* Begin *

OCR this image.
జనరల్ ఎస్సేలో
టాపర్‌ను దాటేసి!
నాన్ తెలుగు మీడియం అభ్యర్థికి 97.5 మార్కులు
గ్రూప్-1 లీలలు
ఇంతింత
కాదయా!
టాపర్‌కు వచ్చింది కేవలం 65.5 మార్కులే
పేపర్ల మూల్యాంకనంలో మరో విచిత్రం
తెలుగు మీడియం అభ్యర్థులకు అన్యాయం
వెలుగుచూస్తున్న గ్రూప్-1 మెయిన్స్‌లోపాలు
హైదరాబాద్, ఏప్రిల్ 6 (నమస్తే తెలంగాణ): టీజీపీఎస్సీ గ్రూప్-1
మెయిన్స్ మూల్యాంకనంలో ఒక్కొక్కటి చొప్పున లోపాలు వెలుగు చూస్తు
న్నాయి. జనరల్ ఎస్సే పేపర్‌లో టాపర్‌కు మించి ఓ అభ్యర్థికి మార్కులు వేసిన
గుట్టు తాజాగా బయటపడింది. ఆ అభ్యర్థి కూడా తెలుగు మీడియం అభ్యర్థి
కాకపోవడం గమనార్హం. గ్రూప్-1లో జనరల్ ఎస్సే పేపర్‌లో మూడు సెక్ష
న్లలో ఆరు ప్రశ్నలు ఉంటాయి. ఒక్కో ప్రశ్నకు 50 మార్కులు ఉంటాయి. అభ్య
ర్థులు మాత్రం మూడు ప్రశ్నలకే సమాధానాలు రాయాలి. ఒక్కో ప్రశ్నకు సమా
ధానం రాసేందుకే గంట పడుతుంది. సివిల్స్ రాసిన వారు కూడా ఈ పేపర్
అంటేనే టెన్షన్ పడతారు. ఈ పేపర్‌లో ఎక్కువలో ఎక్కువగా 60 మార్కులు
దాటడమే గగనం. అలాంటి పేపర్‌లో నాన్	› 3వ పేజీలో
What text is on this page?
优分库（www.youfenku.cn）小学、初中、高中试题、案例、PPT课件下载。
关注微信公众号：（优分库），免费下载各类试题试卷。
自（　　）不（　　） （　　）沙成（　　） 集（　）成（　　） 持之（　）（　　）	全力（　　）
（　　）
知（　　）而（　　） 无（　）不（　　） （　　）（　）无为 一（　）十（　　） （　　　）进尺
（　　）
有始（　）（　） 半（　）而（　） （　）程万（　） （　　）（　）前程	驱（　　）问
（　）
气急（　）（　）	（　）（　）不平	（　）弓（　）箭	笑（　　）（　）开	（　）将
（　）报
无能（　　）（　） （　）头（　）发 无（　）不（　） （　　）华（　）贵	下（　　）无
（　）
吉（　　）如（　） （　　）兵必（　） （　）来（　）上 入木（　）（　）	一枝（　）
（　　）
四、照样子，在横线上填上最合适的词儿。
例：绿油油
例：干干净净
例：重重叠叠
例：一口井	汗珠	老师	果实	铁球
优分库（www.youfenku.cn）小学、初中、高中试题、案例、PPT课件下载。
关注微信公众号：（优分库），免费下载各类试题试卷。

* End *

▶ **Objective**
Only the lines from the one that contains "What text is on this page?" through the last line should be repeated, each exactly as it stands, with both ends included.

▶ **Reply**
What text is on this page?
优分库（www.youfenku.cn）小学、初中、高中试题、案例、PPT课件下载。
关注微信公众号：（优分库），免费下载各类试题试卷。
自（　　）不（　　） （　　）沙成（　　） 集（　）成（　　） 持之（　）（　　）	全力（　　）
（　　）
知（　　）而（　　） 无（　）不（　　） （　　）（　）无为 一（　）十（　　） （　　　）进尺
（　　）
有始（　）（　） 半（　）而（　） （　）程万（　） （　　）（　）前程	驱（　　）问
（　）
气急（　）（　）	（　）（　）不平	（　）弓（　）箭	笑（　　）（　）开	（　）将
（　）报
无能（　　）（　） （　）头（　）发 无（　）不（　） （　　）华（　）贵	下（　　）无
（　）
吉（　　）如（　） （　　）兵必（　） （　）来（　）上 入木（　）（　）	一枝（　）
（　　）
四、照样子，在横线上填上最合适的词儿。
例：绿油油
例：干干净净
例：重重叠叠
例：一口井	汗珠	老师	果实	铁球
优分库（www.youfenku.cn）小学、初中、高中试题、案例、PPT课件下载。
关注微信公众号：（优分库），免费下载各类试题试卷。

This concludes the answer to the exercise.